Locate the word "capability" in the entries below, then gather every line that holds it.

━━━━━ Records for the task

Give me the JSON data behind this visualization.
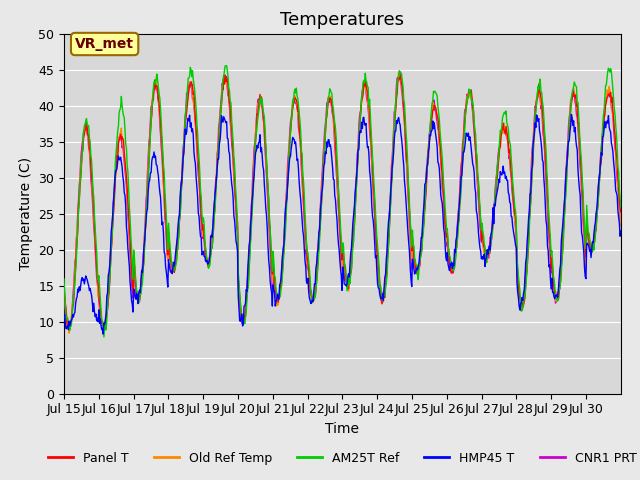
{
  "title": "Temperatures",
  "xlabel": "Time",
  "ylabel": "Temperature (C)",
  "annotation": "VR_met",
  "ylim": [
    0,
    50
  ],
  "yticks": [
    0,
    5,
    10,
    15,
    20,
    25,
    30,
    35,
    40,
    45,
    50
  ],
  "xtick_labels": [
    "Jul 15",
    "Jul 16",
    "Jul 17",
    "Jul 18",
    "Jul 19",
    "Jul 20",
    "Jul 21",
    "Jul 22",
    "Jul 23",
    "Jul 24",
    "Jul 25",
    "Jul 26",
    "Jul 27",
    "Jul 28",
    "Jul 29",
    "Jul 30"
  ],
  "series_names": [
    "Panel T",
    "Old Ref Temp",
    "AM25T Ref",
    "HMP45 T",
    "CNR1 PRT"
  ],
  "series_colors": [
    "#ff0000",
    "#ff8800",
    "#00cc00",
    "#0000ff",
    "#cc00cc"
  ],
  "background_color": "#e8e8e8",
  "plot_bg_color": "#d8d8d8",
  "title_fontsize": 13,
  "axis_label_fontsize": 10,
  "tick_fontsize": 9,
  "legend_fontsize": 9,
  "num_days": 16,
  "points_per_day": 48,
  "minima": [
    9,
    9,
    13,
    17,
    18,
    10,
    13,
    13,
    15,
    13,
    17,
    17,
    19,
    12,
    13,
    20
  ],
  "maxima_panel": [
    37,
    36,
    43,
    43,
    44,
    41,
    41,
    41,
    43,
    44,
    40,
    42,
    37,
    42,
    42,
    42
  ],
  "maxima_am25t": [
    38,
    40,
    44,
    45,
    45,
    41,
    42,
    42,
    44,
    45,
    42,
    42,
    39,
    43,
    43,
    45
  ],
  "maxima_hmp45": [
    16,
    33,
    33,
    38,
    38,
    35,
    35,
    35,
    38,
    38,
    37,
    36,
    31,
    38,
    38,
    38
  ],
  "grid_color": "#ffffff",
  "linewidth": 1.0
}
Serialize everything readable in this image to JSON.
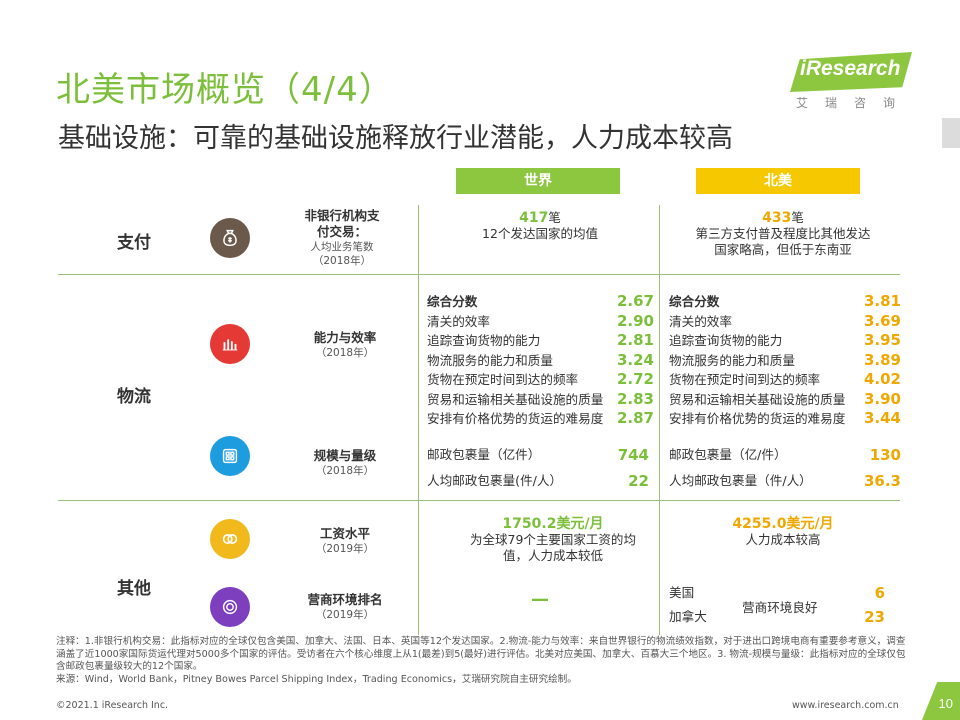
{
  "header": {
    "title": "北美市场概览（4/4）",
    "subtitle": "基础设施：可靠的基础设施释放行业潜能，人力成本较高",
    "logo_text": "iResearch",
    "logo_cn": "艾瑞咨询"
  },
  "columns": {
    "world": "世界",
    "north_america": "北美"
  },
  "colors": {
    "green": "#8dc63f",
    "yellow": "#f5c800",
    "grid": "#9bbf7a"
  },
  "categories": {
    "payment": "支付",
    "logistics": "物流",
    "other": "其他"
  },
  "icons": {
    "payment": "money-bag-icon",
    "capability": "bar-chart-icon",
    "scale": "grid-icon",
    "wage": "linked-rings-icon",
    "business": "target-icon"
  },
  "payment": {
    "metric_name": "非银行机构支付交易：",
    "metric_sub": "人均业务笔数",
    "metric_year": "（2018年）",
    "world_value": "417",
    "world_unit": "笔",
    "world_note": "12个发达国家的均值",
    "na_value": "433",
    "na_unit": "笔",
    "na_note": "第三方支付普及程度比其他发达国家略高，但低于东南亚"
  },
  "capability": {
    "metric_name": "能力与效率",
    "metric_year": "（2018年）",
    "rows": [
      {
        "label": "综合分数",
        "world": "2.67",
        "na": "3.81",
        "bold": true
      },
      {
        "label": "清关的效率",
        "world": "2.90",
        "na": "3.69"
      },
      {
        "label": "追踪查询货物的能力",
        "world": "2.81",
        "na": "3.95"
      },
      {
        "label": "物流服务的能力和质量",
        "world": "3.24",
        "na": "3.89"
      },
      {
        "label": "货物在预定时间到达的频率",
        "world": "2.72",
        "na": "4.02"
      },
      {
        "label": "贸易和运输相关基础设施的质量",
        "world": "2.83",
        "na": "3.90"
      },
      {
        "label": "安排有价格优势的货运的难易度",
        "world": "2.87",
        "na": "3.44"
      }
    ]
  },
  "scale": {
    "metric_name": "规模与量级",
    "metric_year": "（2018年）",
    "world_rows": [
      {
        "label": "邮政包裹量（亿件）",
        "value": "744"
      },
      {
        "label": "人均邮政包裹量(件/人）",
        "value": "22"
      }
    ],
    "na_rows": [
      {
        "label": "邮政包裹量（亿/件）",
        "value": "130"
      },
      {
        "label": "人均邮政包裹量（件/人）",
        "value": "36.3"
      }
    ]
  },
  "wage": {
    "metric_name": "工资水平",
    "metric_year": "（2019年）",
    "world_value": "1750.2美元/月",
    "world_note": "为全球79个主要国家工资的均值，人力成本较低",
    "na_value": "4255.0美元/月",
    "na_note": "人力成本较高"
  },
  "business": {
    "metric_name": "营商环境排名",
    "metric_year": "（2019年）",
    "world_value": "—",
    "na_country_1": "美国",
    "na_value_1": "6",
    "na_country_2": "加拿大",
    "na_value_2": "23",
    "na_note": "营商环境良好"
  },
  "notes": {
    "line1": "注释：1.非银行机构交易：此指标对应的全球仅包含美国、加拿大、法国、日本、英国等12个发达国家。2.物流-能力与效率：来自世界银行的物流绩效指数，对于进出口跨境电商有重要参考意义，调查涵盖了近1000家国际货运代理对5000多个国家的评估。受访者在六个核心维度上从1(最差)到5(最好)进行评估。北美对应美国、加拿大、百慕大三个地区。3. 物流-规模与量级：此指标对应的全球仅包含邮政包裹量级较大的12个国家。",
    "source": "来源：Wind，World Bank，Pitney Bowes Parcel Shipping Index，Trading Economics，艾瑞研究院自主研究绘制。"
  },
  "footer": {
    "copyright": "©2021.1 iResearch Inc.",
    "url": "www.iresearch.com.cn",
    "page": "10"
  }
}
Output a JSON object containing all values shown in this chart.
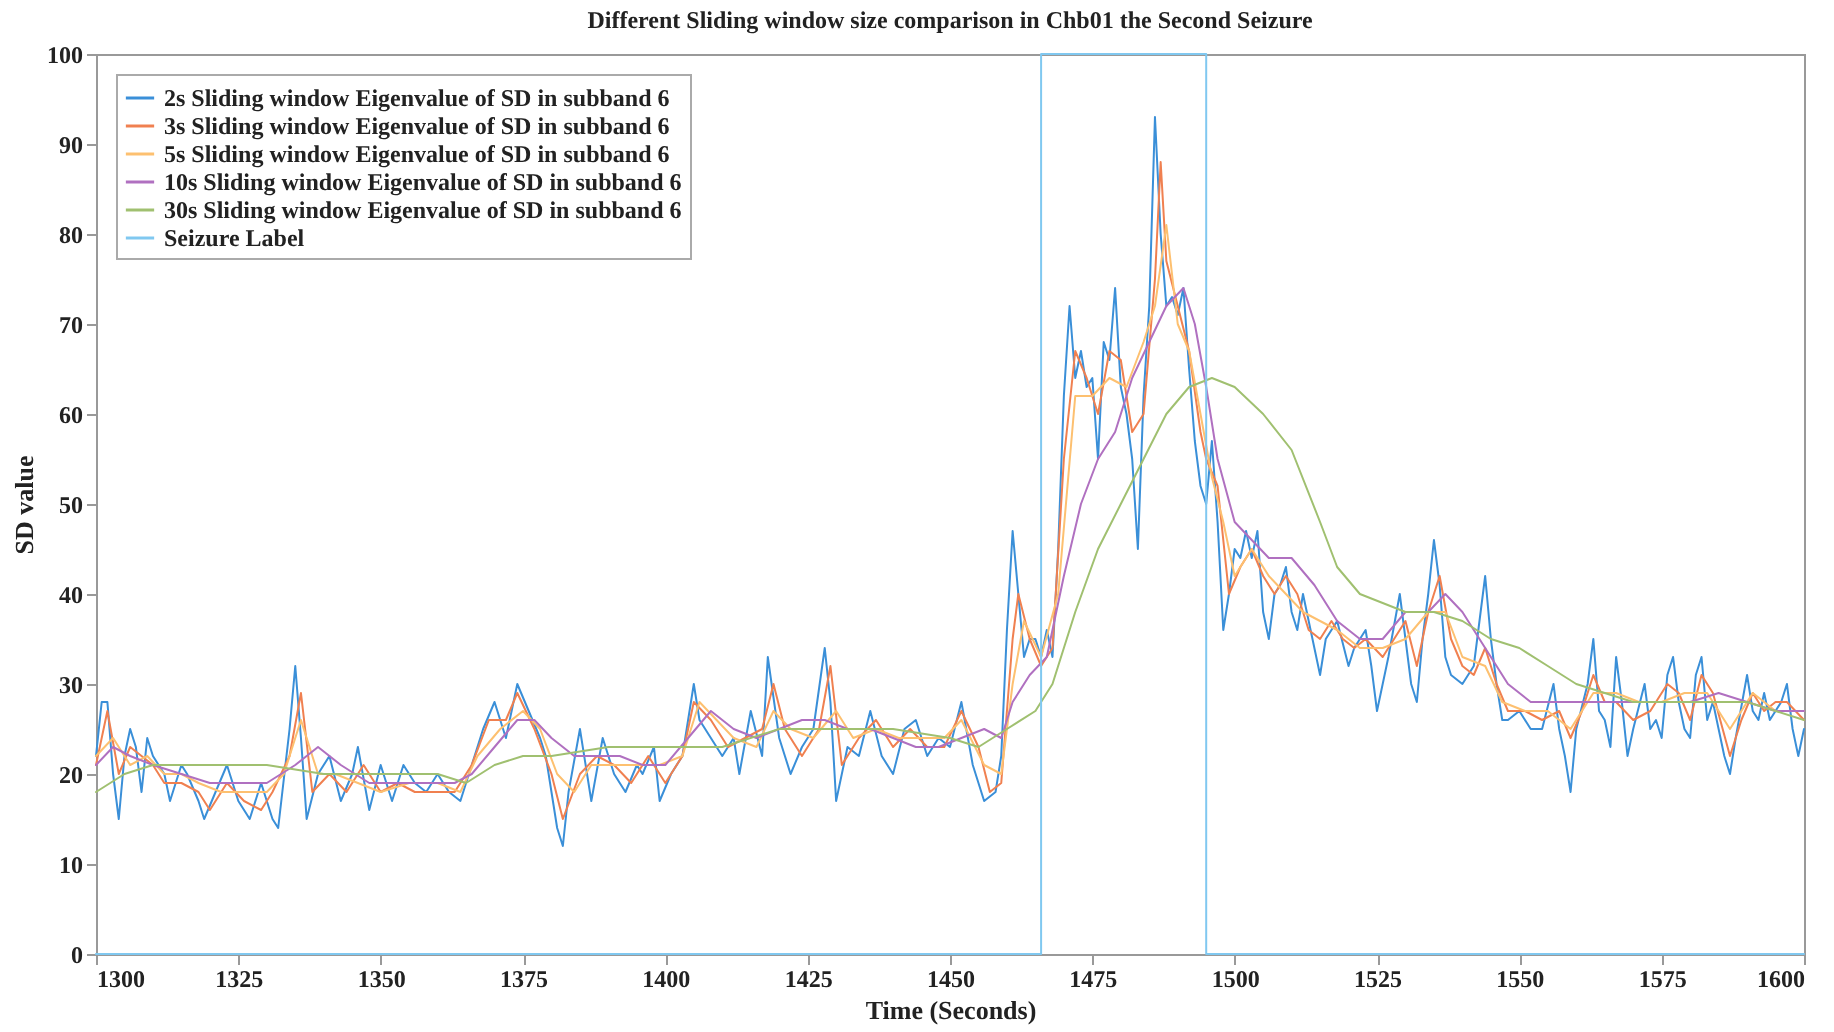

━━━━━━━━━━

# Completed task:
    "capability": "bar-chart-icon",
  "capability": {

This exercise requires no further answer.